_AIM OF THE EXERCISE:_ Copy all of the data below word for word, keeping every line as it stands.

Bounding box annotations
--- start ---

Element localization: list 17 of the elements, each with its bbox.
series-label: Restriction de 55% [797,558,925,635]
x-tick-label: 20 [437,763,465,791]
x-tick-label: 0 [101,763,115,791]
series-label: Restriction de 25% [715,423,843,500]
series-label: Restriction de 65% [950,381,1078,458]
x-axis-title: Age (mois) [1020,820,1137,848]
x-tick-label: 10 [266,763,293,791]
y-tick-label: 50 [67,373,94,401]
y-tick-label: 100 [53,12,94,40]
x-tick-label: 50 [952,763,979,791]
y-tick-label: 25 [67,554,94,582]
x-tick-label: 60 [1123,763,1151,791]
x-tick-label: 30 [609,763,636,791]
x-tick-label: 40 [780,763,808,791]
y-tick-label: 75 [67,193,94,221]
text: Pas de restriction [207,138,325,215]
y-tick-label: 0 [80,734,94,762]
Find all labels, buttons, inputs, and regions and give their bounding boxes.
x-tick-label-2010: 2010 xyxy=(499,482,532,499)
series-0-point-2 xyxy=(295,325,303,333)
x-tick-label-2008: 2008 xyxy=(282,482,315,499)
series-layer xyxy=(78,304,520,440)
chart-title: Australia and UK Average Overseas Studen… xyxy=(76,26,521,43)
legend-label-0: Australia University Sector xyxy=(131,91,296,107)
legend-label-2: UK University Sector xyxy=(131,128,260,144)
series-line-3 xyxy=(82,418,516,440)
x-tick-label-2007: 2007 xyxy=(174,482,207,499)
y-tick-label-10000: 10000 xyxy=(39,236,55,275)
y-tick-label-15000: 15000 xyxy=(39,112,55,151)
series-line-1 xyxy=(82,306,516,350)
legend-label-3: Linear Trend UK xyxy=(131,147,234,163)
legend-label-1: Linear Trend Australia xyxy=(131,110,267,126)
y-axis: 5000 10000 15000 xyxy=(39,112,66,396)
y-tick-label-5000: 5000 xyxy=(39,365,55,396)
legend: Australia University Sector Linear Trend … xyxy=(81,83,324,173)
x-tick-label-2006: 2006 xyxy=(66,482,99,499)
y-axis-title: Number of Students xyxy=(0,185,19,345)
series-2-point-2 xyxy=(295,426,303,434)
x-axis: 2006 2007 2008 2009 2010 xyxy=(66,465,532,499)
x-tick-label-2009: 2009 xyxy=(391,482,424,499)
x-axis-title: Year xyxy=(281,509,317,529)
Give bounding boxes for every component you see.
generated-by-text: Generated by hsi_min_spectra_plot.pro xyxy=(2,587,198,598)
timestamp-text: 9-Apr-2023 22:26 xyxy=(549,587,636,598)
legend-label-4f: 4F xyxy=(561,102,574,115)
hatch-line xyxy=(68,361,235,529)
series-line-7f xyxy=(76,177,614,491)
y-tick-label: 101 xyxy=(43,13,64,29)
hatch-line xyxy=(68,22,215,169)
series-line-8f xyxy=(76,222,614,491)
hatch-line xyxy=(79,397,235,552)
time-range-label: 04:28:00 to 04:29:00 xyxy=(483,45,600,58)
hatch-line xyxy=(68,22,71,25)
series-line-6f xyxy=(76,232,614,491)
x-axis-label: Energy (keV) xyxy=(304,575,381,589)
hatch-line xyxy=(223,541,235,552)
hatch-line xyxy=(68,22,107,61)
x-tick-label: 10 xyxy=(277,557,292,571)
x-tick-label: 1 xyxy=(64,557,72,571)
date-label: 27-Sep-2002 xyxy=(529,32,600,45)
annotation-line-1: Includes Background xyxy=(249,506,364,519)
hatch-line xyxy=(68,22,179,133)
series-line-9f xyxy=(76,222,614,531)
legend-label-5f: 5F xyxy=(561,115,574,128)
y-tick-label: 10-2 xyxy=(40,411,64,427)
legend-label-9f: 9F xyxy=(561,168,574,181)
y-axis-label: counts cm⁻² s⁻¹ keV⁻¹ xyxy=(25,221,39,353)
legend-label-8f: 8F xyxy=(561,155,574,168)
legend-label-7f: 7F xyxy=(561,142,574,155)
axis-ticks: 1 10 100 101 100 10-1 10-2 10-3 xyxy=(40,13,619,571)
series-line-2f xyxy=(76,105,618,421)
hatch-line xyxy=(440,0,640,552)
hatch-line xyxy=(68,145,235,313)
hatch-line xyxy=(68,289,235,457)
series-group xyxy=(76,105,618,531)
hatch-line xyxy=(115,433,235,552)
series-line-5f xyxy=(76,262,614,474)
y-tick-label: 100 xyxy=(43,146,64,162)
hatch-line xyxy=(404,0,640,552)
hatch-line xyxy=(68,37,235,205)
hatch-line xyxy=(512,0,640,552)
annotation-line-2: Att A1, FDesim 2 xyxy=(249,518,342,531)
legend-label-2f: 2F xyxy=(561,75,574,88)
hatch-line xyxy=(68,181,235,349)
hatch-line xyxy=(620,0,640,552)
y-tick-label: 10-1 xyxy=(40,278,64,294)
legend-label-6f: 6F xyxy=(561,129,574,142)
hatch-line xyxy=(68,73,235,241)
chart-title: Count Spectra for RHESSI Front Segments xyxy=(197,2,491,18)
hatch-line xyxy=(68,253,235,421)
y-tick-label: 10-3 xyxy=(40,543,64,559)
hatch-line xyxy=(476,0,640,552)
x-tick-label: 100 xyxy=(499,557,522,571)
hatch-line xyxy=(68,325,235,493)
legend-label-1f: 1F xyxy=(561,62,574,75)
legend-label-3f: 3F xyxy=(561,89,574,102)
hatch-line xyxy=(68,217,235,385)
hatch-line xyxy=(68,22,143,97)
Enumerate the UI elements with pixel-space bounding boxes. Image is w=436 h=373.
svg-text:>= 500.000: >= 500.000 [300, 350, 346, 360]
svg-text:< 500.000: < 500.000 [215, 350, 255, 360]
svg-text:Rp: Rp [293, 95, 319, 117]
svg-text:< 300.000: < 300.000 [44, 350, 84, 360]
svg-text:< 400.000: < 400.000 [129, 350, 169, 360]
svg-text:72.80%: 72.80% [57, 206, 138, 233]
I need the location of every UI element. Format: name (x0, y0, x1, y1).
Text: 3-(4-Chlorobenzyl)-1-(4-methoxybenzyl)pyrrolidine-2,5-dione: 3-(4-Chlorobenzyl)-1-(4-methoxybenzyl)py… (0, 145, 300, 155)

--- end ---

_THE RESPONSE:_
Element localization: list 17 of the elements, each with its bbox.
series-label: Restriction de 55% [797,558,925,635]
x-tick-label: 20 [437,763,465,791]
x-tick-label: 0 [101,763,115,791]
series-label: Restriction de 25% [715,423,843,500]
series-label: Restriction de 65% [950,381,1078,458]
x-axis-title: Age (mois) [1020,820,1137,848]
x-tick-label: 10 [266,763,293,791]
y-tick-label: 50 [67,373,94,401]
y-tick-label: 100 [53,12,94,40]
x-tick-label: 50 [952,763,979,791]
y-tick-label: 25 [67,554,94,582]
x-tick-label: 60 [1123,763,1151,791]
x-tick-label: 30 [609,763,636,791]
x-tick-label: 40 [780,763,808,791]
y-tick-label: 75 [67,193,94,221]
text: Pas de restriction [207,138,325,215]
y-tick-label: 0 [80,734,94,762]
Find all labels, buttons, inputs, and regions and give their bounding boxes.
x-tick-label-2010: 2010 xyxy=(499,482,532,499)
series-0-point-2 xyxy=(295,325,303,333)
x-tick-label-2008: 2008 xyxy=(282,482,315,499)
series-layer xyxy=(78,304,520,440)
chart-title: Australia and UK Average Overseas Studen… xyxy=(76,26,521,43)
legend-label-0: Australia University Sector xyxy=(131,91,296,107)
legend-label-2: UK University Sector xyxy=(131,128,260,144)
series-line-3 xyxy=(82,418,516,440)
x-tick-label-2007: 2007 xyxy=(174,482,207,499)
y-tick-label-10000: 10000 xyxy=(39,236,55,275)
y-tick-label-15000: 15000 xyxy=(39,112,55,151)
series-line-1 xyxy=(82,306,516,350)
legend-label-3: Linear Trend UK xyxy=(131,147,234,163)
legend-label-1: Linear Trend Australia xyxy=(131,110,267,126)
y-axis: 5000 10000 15000 xyxy=(39,112,66,396)
y-tick-label-5000: 5000 xyxy=(39,365,55,396)
legend: Australia University Sector Linear Trend … xyxy=(81,83,324,173)
x-tick-label-2006: 2006 xyxy=(66,482,99,499)
y-axis-title: Number of Students xyxy=(0,185,19,345)
series-2-point-2 xyxy=(295,426,303,434)
x-axis: 2006 2007 2008 2009 2010 xyxy=(66,465,532,499)
x-tick-label-2009: 2009 xyxy=(391,482,424,499)
x-axis-title: Year xyxy=(281,509,317,529)
Give bounding boxes for every component you see.
generated-by-text: Generated by hsi_min_spectra_plot.pro xyxy=(2,587,198,598)
timestamp-text: 9-Apr-2023 22:26 xyxy=(549,587,636,598)
legend-label-4f: 4F xyxy=(561,102,574,115)
hatch-line xyxy=(68,361,235,529)
series-line-7f xyxy=(76,177,614,491)
y-tick-label: 101 xyxy=(43,13,64,29)
hatch-line xyxy=(68,22,215,169)
series-line-8f xyxy=(76,222,614,491)
hatch-line xyxy=(79,397,235,552)
time-range-label: 04:28:00 to 04:29:00 xyxy=(483,45,600,58)
hatch-line xyxy=(68,22,71,25)
series-line-6f xyxy=(76,232,614,491)
x-axis-label: Energy (keV) xyxy=(304,575,381,589)
hatch-line xyxy=(223,541,235,552)
hatch-line xyxy=(68,22,107,61)
x-tick-label: 10 xyxy=(277,557,292,571)
x-tick-label: 1 xyxy=(64,557,72,571)
date-label: 27-Sep-2002 xyxy=(529,32,600,45)
annotation-line-1: Includes Background xyxy=(249,506,364,519)
hatch-line xyxy=(68,22,179,133)
series-line-9f xyxy=(76,222,614,531)
legend-label-5f: 5F xyxy=(561,115,574,128)
y-tick-label: 10-2 xyxy=(40,411,64,427)
legend-label-9f: 9F xyxy=(561,168,574,181)
y-axis-label: counts cm⁻² s⁻¹ keV⁻¹ xyxy=(25,221,39,353)
legend-label-8f: 8F xyxy=(561,155,574,168)
legend-label-7f: 7F xyxy=(561,142,574,155)
axis-ticks: 1 10 100 101 100 10-1 10-2 10-3 xyxy=(40,13,619,571)
series-line-2f xyxy=(76,105,618,421)
hatch-line xyxy=(440,0,640,552)
hatch-line xyxy=(68,145,235,313)
hatch-line xyxy=(68,289,235,457)
series-group xyxy=(76,105,618,531)
hatch-line xyxy=(115,433,235,552)
series-line-5f xyxy=(76,262,614,474)
y-tick-label: 100 xyxy=(43,146,64,162)
hatch-line xyxy=(404,0,640,552)
hatch-line xyxy=(68,37,235,205)
hatch-line xyxy=(512,0,640,552)
annotation-line-2: Att A1, FDesim 2 xyxy=(249,518,342,531)
legend-label-2f: 2F xyxy=(561,75,574,88)
hatch-line xyxy=(68,181,235,349)
hatch-line xyxy=(620,0,640,552)
y-tick-label: 10-1 xyxy=(40,278,64,294)
legend-label-6f: 6F xyxy=(561,129,574,142)
hatch-line xyxy=(68,73,235,241)
chart-title: Count Spectra for RHESSI Front Segments xyxy=(197,2,491,18)
hatch-line xyxy=(68,253,235,421)
y-tick-label: 10-3 xyxy=(40,543,64,559)
hatch-line xyxy=(476,0,640,552)
x-tick-label: 100 xyxy=(499,557,522,571)
hatch-line xyxy=(68,325,235,493)
legend-label-1f: 1F xyxy=(561,62,574,75)
legend-label-3f: 3F xyxy=(561,89,574,102)
hatch-line xyxy=(68,217,235,385)
hatch-line xyxy=(68,22,143,97)
Enumerate the UI elements with pixel-space bounding boxes. Image is w=436 h=373.
svg-text:>= 500.000: >= 500.000 [300, 350, 346, 360]
svg-text:< 500.000: < 500.000 [215, 350, 255, 360]
svg-text:Rp: Rp [293, 95, 319, 117]
svg-text:< 300.000: < 300.000 [44, 350, 84, 360]
svg-text:< 400.000: < 400.000 [129, 350, 169, 360]
svg-text:72.80%: 72.80% [57, 206, 138, 233]
I need the location of every UI element. Format: name (x0, y0, x1, y1).
Text: 3-(4-Chlorobenzyl)-1-(4-methoxybenzyl)pyrrolidine-2,5-dione: 3-(4-Chlorobenzyl)-1-(4-methoxybenzyl)py… (0, 145, 300, 155)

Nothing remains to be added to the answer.